> [Required work] Look through the data and write out every line with the word "title" in it.

Dataset listings of figures:
-- -- --

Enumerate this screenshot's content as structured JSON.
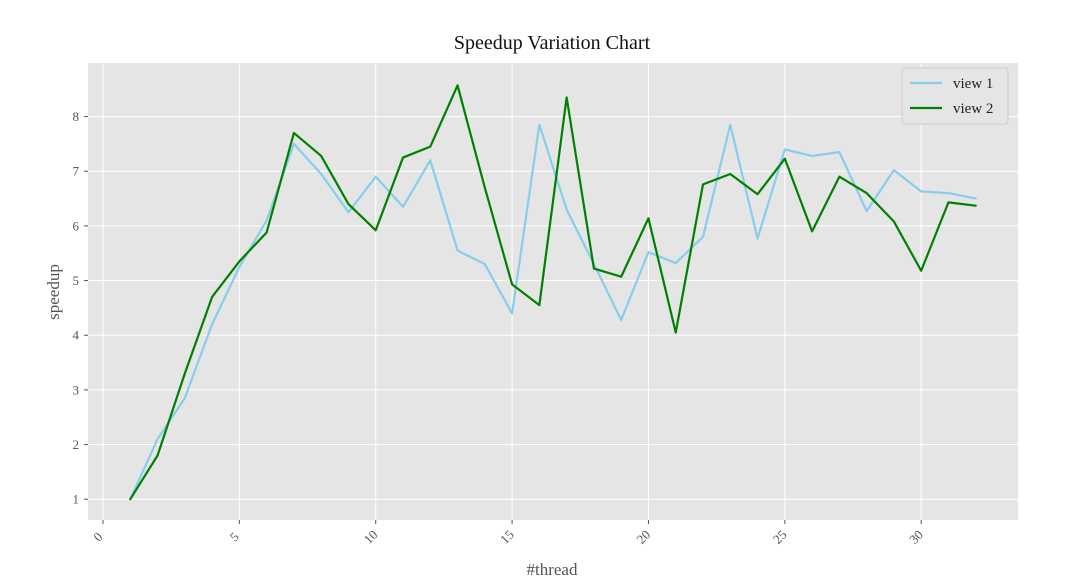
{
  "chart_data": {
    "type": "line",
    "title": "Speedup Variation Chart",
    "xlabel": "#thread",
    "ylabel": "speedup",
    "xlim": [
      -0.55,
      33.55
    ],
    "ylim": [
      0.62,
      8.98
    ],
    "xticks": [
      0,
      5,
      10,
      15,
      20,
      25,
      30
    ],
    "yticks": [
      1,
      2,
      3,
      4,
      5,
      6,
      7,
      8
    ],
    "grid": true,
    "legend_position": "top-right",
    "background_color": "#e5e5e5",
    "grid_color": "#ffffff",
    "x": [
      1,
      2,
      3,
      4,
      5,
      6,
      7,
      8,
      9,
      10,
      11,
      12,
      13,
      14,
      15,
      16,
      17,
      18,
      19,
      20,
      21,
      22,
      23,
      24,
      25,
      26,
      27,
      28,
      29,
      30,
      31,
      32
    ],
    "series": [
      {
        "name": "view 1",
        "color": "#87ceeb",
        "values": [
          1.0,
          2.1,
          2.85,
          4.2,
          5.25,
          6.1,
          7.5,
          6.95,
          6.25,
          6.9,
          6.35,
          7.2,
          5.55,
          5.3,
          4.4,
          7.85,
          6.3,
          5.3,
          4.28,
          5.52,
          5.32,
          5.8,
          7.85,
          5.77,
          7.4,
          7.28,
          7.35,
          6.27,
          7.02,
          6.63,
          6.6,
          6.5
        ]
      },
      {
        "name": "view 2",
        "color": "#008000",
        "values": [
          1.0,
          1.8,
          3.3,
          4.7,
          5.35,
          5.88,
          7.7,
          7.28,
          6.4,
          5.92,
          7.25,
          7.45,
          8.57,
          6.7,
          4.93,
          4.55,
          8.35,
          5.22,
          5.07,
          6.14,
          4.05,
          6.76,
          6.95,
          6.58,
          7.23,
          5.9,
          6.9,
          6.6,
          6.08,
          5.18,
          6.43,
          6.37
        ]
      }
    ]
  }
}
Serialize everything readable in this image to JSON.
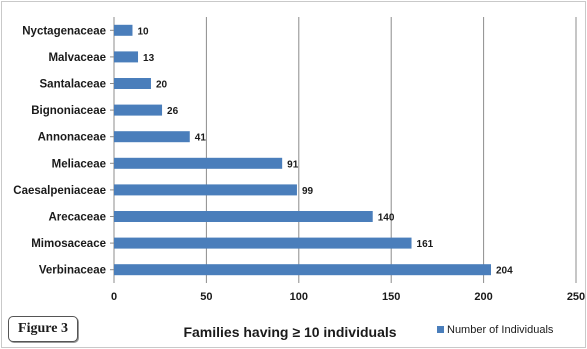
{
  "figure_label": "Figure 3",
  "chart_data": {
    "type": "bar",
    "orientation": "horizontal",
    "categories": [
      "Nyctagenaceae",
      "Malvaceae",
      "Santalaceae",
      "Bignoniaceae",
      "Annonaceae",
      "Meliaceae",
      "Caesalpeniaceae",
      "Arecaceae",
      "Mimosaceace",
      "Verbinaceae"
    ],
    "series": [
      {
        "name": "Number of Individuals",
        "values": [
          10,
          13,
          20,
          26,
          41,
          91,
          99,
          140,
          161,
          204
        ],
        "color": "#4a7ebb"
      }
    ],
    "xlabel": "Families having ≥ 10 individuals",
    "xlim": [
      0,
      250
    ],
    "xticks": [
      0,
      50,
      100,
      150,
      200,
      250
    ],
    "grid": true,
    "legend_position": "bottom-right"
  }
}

-- -- --

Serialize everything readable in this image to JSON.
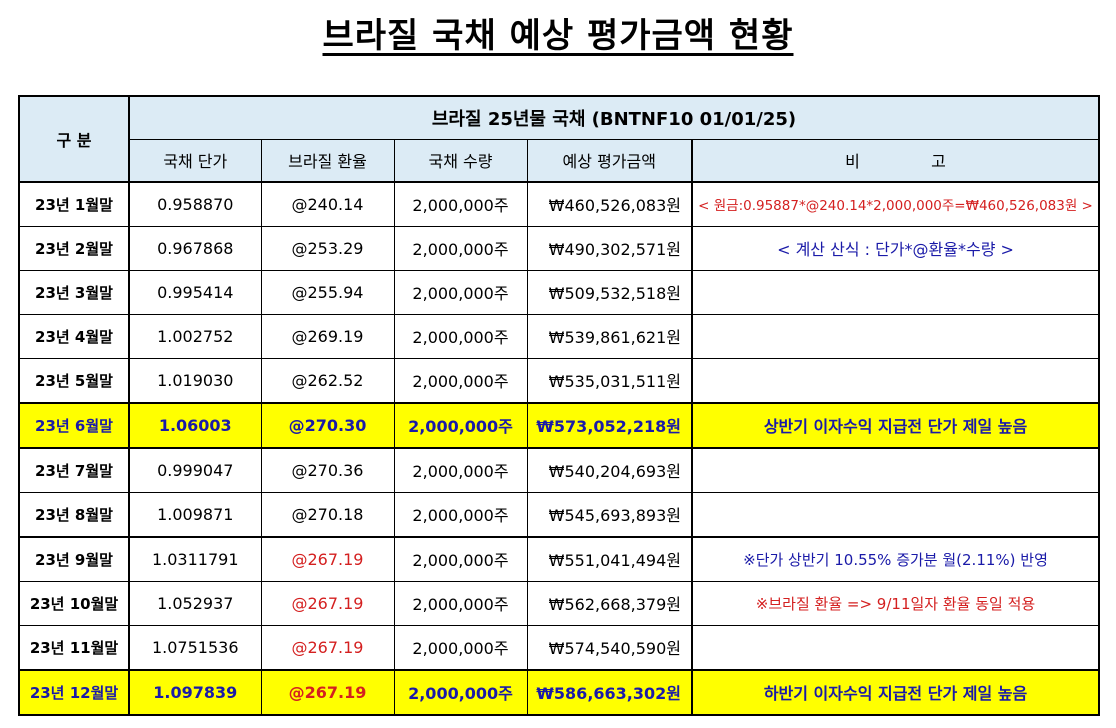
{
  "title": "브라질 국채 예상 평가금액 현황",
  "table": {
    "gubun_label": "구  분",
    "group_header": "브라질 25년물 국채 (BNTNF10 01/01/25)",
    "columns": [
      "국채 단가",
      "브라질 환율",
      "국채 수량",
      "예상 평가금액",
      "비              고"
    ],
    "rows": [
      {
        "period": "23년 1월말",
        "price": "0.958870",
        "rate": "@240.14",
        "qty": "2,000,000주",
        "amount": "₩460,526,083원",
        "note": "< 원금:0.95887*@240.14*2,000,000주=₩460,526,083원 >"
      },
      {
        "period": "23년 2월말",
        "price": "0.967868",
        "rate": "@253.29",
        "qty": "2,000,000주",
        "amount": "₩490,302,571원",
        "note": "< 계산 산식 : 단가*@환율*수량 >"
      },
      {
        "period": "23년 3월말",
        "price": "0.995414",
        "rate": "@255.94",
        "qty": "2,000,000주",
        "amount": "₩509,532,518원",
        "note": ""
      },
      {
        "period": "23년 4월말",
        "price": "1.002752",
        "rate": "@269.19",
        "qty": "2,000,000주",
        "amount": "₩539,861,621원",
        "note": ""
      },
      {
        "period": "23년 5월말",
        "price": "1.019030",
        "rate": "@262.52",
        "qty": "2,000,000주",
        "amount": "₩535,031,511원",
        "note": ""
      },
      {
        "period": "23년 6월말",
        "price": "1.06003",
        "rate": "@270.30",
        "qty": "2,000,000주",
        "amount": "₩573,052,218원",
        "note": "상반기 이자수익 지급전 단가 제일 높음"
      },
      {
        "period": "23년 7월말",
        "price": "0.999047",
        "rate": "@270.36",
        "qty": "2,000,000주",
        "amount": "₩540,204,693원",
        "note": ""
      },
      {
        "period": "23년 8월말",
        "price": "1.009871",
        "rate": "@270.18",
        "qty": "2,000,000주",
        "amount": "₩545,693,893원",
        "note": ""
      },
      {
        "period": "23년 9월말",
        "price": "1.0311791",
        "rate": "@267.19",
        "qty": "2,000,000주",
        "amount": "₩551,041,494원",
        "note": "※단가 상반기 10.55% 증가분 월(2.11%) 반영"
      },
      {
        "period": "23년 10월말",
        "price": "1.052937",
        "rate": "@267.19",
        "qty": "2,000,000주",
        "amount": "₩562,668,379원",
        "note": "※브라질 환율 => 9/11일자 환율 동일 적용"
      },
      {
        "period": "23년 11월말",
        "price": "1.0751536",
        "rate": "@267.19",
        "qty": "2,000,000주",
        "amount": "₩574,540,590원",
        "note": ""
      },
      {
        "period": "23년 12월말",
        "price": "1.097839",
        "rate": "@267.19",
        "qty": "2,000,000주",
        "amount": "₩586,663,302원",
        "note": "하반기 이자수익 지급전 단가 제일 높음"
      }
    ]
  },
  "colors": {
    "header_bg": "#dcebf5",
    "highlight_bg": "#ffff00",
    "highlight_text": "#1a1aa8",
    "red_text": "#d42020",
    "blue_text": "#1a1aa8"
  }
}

-- -- --

> [Reply to the exercise]
    "title": "Speedup Variation Chart",
  "title": "브라질 국채 예상 평가금액 현황",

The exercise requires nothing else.